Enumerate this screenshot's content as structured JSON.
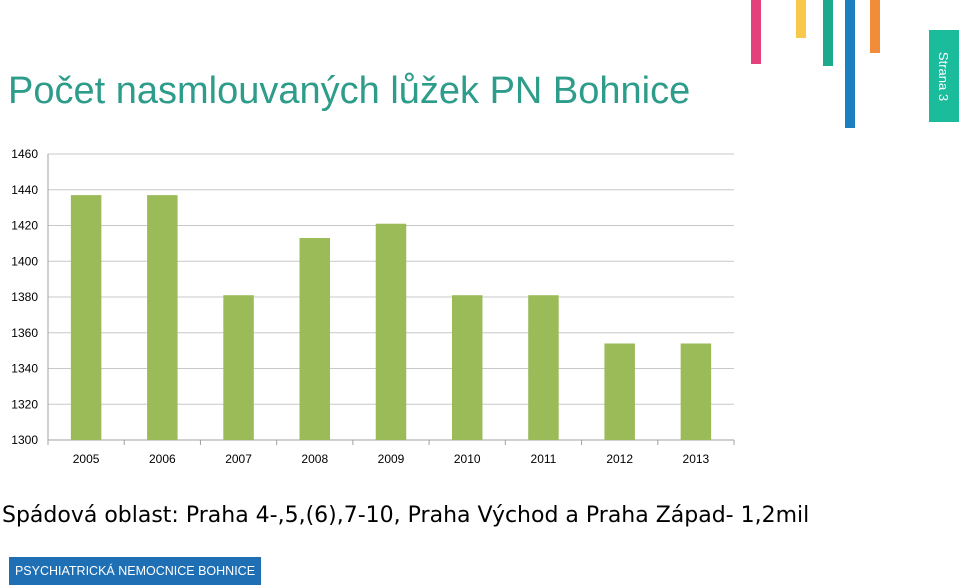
{
  "header": {
    "title": "Počet nasmlouvaných lůžek PN Bohnice"
  },
  "page_tab": {
    "label": "Strana 3"
  },
  "decor": {
    "strip_colors": [
      "#e4417c",
      "#f8c84a",
      "#1bab8c",
      "#1c7fc0",
      "#f28c38"
    ]
  },
  "chart_data": {
    "type": "bar",
    "categories": [
      "2005",
      "2006",
      "2007",
      "2008",
      "2009",
      "2010",
      "2011",
      "2012",
      "2013"
    ],
    "values": [
      1437,
      1437,
      1381,
      1413,
      1421,
      1381,
      1381,
      1354,
      1354
    ],
    "ylim": [
      1300,
      1460
    ],
    "yticks": [
      1300,
      1320,
      1340,
      1360,
      1380,
      1400,
      1420,
      1440,
      1460
    ],
    "grid": true,
    "bar_color": "#9bbb59",
    "title": "",
    "xlabel": "",
    "ylabel": ""
  },
  "caption": "Spádová oblast: Praha 4-,5,(6),7-10, Praha Východ a Praha Západ- 1,2mil",
  "footer": {
    "label": "PSYCHIATRICKÁ NEMOCNICE BOHNICE"
  }
}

*PROBLEM REQUIREMENTS*. Pull every line containing "title" from the data.

*SOLUTION*.
    "title": "Počet nasmlouvaných lůžek PN Bohnice"
    "title": "",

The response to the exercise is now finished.